**WHAT YOU ARE ASKED TO DO:** Quote the listing below in its entirety, omitting every image.

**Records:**
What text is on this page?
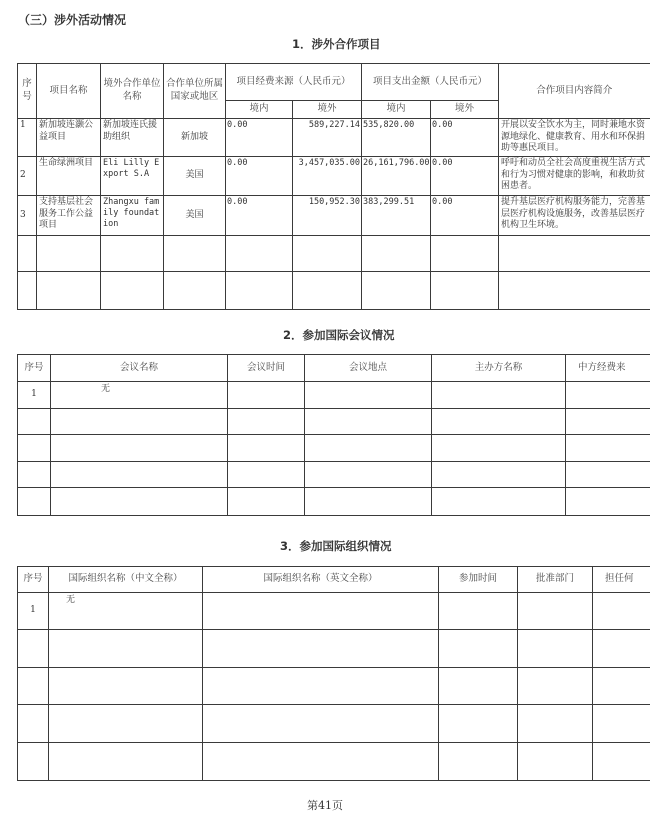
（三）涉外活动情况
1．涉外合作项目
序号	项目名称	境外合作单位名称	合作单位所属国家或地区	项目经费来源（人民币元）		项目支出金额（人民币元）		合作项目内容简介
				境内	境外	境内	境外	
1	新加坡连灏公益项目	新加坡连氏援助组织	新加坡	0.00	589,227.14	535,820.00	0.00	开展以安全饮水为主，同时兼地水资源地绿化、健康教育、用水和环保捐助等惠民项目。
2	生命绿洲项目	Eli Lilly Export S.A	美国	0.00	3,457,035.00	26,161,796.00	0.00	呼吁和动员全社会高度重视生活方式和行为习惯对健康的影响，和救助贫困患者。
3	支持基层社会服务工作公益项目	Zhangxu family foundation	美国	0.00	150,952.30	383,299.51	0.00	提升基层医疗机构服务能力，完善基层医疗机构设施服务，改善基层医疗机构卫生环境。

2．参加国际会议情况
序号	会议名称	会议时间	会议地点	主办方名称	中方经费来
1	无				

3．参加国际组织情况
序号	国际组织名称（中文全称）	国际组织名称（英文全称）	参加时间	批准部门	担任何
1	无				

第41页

**SOLUTION TO THIS TASK:**
What text is on this page?
（三）涉外活动情况
1．涉外合作项目
序号	项目名称	境外合作单位名称	合作单位所属国家或地区	项目经费来源（人民币元）		项目支出金额（人民币元）		合作项目内容简介
				境内	境外	境内	境外	
1	新加坡连灏公益项目	新加坡连氏援助组织	新加坡	0.00	589,227.14	535,820.00	0.00	开展以安全饮水为主，同时兼地水资源地绿化、健康教育、用水和环保捐助等惠民项目。
2	生命绿洲项目	Eli Lilly Export S.A	美国	0.00	3,457,035.00	26,161,796.00	0.00	呼吁和动员全社会高度重视生活方式和行为习惯对健康的影响，和救助贫困患者。
3	支持基层社会服务工作公益项目	Zhangxu family foundation	美国	0.00	150,952.30	383,299.51	0.00	提升基层医疗机构服务能力，完善基层医疗机构设施服务，改善基层医疗机构卫生环境。

2．参加国际会议情况
序号	会议名称	会议时间	会议地点	主办方名称	中方经费来
1	无				

3．参加国际组织情况
序号	国际组织名称（中文全称）	国际组织名称（英文全称）	参加时间	批准部门	担任何
1	无				

第41页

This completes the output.